▶ **Records for the task**:
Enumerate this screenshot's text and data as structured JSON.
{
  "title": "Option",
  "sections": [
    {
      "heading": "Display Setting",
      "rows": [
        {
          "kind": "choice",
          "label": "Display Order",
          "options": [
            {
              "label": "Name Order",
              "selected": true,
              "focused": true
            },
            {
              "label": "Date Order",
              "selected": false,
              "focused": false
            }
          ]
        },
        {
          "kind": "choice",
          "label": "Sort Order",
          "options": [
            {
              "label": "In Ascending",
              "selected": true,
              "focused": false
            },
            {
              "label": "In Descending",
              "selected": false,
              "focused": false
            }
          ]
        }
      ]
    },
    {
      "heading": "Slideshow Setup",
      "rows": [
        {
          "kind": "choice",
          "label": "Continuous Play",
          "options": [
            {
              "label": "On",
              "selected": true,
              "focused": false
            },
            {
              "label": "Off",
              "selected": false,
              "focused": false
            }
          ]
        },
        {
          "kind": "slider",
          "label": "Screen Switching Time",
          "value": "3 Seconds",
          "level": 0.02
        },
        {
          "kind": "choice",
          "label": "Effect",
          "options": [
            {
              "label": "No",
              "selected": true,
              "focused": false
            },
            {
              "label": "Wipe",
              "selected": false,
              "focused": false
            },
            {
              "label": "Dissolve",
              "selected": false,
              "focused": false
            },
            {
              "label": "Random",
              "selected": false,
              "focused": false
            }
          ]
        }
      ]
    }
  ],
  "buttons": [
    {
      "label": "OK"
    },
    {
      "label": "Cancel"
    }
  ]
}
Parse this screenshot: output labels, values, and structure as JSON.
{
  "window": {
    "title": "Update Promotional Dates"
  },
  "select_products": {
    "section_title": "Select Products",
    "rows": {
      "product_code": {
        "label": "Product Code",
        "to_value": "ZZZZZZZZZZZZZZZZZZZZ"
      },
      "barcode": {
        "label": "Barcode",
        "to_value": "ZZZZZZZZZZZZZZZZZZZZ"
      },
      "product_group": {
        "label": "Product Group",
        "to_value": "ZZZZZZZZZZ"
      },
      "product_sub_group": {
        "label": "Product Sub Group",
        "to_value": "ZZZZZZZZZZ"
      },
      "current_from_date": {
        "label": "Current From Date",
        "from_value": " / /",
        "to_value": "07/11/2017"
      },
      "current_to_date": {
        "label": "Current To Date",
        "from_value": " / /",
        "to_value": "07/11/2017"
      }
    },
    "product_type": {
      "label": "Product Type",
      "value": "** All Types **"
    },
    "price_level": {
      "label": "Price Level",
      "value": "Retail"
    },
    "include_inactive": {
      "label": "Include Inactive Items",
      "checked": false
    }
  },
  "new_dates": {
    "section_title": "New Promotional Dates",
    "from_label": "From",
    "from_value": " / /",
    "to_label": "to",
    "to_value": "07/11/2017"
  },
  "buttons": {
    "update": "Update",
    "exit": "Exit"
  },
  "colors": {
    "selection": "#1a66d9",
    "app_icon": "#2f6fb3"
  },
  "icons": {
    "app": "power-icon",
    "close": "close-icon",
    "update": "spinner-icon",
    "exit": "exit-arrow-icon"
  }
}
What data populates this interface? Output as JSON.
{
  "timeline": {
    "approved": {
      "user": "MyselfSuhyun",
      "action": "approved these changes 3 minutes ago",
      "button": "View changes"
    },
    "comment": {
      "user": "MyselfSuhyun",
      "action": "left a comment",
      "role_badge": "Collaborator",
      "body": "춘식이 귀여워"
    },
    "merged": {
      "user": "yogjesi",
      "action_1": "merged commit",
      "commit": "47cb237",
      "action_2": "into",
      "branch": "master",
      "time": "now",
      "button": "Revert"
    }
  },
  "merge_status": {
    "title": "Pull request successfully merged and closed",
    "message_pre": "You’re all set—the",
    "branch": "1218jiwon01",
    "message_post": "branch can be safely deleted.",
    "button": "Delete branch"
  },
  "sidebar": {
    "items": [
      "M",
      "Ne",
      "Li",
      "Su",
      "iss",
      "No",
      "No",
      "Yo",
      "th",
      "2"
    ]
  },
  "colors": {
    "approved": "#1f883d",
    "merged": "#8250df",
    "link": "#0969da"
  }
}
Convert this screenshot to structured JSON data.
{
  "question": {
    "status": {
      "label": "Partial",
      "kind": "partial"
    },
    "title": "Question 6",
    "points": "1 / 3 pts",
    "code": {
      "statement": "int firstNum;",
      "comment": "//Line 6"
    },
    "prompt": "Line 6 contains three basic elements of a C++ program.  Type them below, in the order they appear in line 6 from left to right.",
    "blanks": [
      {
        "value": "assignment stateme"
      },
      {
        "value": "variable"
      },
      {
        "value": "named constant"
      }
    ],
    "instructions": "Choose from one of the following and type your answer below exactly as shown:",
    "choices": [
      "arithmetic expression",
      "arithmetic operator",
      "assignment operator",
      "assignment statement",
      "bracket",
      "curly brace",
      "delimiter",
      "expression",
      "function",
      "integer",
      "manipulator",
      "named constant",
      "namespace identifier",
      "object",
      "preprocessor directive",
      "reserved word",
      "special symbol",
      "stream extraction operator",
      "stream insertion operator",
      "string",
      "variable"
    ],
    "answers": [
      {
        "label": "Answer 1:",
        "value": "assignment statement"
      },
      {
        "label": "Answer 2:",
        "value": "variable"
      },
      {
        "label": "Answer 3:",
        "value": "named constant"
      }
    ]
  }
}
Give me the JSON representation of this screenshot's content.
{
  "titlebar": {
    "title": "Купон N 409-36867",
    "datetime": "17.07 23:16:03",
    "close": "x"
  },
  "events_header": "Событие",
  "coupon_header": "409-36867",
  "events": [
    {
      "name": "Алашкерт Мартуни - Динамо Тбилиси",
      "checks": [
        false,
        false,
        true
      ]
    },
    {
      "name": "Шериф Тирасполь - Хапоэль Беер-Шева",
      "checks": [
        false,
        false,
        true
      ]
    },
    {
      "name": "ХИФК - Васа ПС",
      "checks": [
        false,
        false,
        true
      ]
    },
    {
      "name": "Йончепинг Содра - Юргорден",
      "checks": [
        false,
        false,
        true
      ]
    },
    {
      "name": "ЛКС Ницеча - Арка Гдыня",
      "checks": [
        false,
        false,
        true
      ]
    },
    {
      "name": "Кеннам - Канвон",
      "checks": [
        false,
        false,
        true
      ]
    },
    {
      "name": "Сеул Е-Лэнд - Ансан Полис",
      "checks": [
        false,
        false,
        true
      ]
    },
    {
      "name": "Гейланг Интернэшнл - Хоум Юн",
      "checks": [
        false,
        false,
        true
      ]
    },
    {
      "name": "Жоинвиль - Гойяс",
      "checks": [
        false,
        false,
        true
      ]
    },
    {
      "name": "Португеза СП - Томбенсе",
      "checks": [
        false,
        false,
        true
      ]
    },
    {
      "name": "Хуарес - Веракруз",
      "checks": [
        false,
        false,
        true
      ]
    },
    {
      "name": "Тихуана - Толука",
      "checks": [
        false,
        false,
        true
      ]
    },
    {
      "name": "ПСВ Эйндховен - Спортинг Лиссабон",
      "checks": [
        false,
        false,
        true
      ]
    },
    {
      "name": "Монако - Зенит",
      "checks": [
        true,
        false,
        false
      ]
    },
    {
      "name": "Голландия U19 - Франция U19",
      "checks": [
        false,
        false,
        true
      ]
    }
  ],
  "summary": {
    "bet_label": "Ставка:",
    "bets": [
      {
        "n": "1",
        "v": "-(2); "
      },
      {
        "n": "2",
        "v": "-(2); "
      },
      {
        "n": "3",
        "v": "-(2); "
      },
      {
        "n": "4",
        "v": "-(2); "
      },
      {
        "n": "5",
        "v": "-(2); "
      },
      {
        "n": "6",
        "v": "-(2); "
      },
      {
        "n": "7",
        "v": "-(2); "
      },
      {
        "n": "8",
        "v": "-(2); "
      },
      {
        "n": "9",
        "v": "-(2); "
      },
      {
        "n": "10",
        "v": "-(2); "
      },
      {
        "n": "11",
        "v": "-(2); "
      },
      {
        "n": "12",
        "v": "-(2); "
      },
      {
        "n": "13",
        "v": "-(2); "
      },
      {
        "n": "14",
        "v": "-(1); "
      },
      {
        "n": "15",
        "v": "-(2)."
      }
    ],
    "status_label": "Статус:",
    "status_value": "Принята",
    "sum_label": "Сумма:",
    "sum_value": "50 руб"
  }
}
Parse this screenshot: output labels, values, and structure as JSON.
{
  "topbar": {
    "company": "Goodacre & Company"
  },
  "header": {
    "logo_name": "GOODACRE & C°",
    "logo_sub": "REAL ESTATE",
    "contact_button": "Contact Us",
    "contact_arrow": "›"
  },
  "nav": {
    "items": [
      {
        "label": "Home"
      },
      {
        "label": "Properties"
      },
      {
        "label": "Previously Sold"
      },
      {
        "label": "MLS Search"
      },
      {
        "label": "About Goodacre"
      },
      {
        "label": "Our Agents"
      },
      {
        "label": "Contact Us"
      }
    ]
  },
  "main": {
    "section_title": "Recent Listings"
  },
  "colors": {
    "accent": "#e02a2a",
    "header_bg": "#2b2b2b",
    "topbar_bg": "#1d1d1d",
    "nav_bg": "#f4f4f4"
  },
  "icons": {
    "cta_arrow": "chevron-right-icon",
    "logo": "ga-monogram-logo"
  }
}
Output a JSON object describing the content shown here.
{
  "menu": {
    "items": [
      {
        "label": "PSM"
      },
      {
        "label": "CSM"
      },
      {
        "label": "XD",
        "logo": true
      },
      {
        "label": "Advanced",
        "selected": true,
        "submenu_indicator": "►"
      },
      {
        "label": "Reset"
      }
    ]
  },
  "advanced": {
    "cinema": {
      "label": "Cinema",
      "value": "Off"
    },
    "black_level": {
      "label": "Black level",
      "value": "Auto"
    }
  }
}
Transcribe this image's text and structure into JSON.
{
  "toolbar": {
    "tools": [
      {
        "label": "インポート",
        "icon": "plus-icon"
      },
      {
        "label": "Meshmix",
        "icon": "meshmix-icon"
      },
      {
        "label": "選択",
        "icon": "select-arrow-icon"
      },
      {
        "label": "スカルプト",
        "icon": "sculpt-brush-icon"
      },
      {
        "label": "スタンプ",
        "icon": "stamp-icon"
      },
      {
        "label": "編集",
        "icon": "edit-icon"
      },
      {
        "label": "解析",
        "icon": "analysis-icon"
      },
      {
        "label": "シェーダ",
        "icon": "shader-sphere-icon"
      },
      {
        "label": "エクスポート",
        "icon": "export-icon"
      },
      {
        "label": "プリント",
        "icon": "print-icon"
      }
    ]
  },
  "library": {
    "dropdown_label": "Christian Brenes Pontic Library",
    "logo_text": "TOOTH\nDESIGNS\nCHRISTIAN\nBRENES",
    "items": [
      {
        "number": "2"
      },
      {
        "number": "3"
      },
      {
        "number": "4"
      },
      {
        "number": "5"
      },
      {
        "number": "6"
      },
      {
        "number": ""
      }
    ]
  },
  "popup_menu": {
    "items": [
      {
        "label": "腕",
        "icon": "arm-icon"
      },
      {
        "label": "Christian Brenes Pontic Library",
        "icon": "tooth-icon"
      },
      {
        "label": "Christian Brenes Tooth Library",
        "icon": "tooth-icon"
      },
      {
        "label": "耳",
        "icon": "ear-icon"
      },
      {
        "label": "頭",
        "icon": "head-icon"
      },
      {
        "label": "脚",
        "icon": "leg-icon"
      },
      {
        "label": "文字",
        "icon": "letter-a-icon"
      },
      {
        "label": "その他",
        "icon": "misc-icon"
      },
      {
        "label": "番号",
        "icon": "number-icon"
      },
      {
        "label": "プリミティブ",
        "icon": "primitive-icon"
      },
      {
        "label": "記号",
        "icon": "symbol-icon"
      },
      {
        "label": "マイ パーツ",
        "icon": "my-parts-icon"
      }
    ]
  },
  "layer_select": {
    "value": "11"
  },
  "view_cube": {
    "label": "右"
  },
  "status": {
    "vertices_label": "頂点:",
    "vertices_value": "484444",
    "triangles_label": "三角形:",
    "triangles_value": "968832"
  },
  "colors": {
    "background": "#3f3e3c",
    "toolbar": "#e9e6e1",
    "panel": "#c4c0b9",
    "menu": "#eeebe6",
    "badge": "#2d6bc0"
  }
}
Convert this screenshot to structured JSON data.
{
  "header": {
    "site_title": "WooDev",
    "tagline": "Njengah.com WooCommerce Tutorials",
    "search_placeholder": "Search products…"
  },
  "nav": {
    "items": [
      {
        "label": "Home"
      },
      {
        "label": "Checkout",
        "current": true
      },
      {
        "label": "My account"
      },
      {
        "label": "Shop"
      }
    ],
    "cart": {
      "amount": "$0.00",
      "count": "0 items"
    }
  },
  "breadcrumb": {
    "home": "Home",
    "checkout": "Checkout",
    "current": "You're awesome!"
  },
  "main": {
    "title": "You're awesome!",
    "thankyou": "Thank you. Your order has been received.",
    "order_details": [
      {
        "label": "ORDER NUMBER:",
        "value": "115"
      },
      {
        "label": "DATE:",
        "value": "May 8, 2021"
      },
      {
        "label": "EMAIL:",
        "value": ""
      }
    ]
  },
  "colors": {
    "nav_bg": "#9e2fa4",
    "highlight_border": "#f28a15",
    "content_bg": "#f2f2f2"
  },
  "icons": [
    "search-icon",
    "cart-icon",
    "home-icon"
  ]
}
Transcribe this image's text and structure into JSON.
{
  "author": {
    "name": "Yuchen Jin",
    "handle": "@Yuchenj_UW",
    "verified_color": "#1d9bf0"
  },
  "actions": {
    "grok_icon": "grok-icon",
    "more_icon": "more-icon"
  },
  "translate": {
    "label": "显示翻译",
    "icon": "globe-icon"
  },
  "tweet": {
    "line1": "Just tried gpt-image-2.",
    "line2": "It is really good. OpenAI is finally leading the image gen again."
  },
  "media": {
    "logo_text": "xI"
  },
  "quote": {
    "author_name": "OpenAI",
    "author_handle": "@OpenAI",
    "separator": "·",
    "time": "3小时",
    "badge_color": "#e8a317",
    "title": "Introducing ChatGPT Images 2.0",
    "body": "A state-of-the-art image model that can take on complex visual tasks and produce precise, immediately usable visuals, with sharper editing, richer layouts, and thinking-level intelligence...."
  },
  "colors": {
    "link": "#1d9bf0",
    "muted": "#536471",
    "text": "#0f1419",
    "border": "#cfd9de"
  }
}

▶ **To be done**:
Locate the lines above that hold the word "object". Show every one of them.

▶ **Correct response**:
      "object",
Output a JSON object describing the content shown here.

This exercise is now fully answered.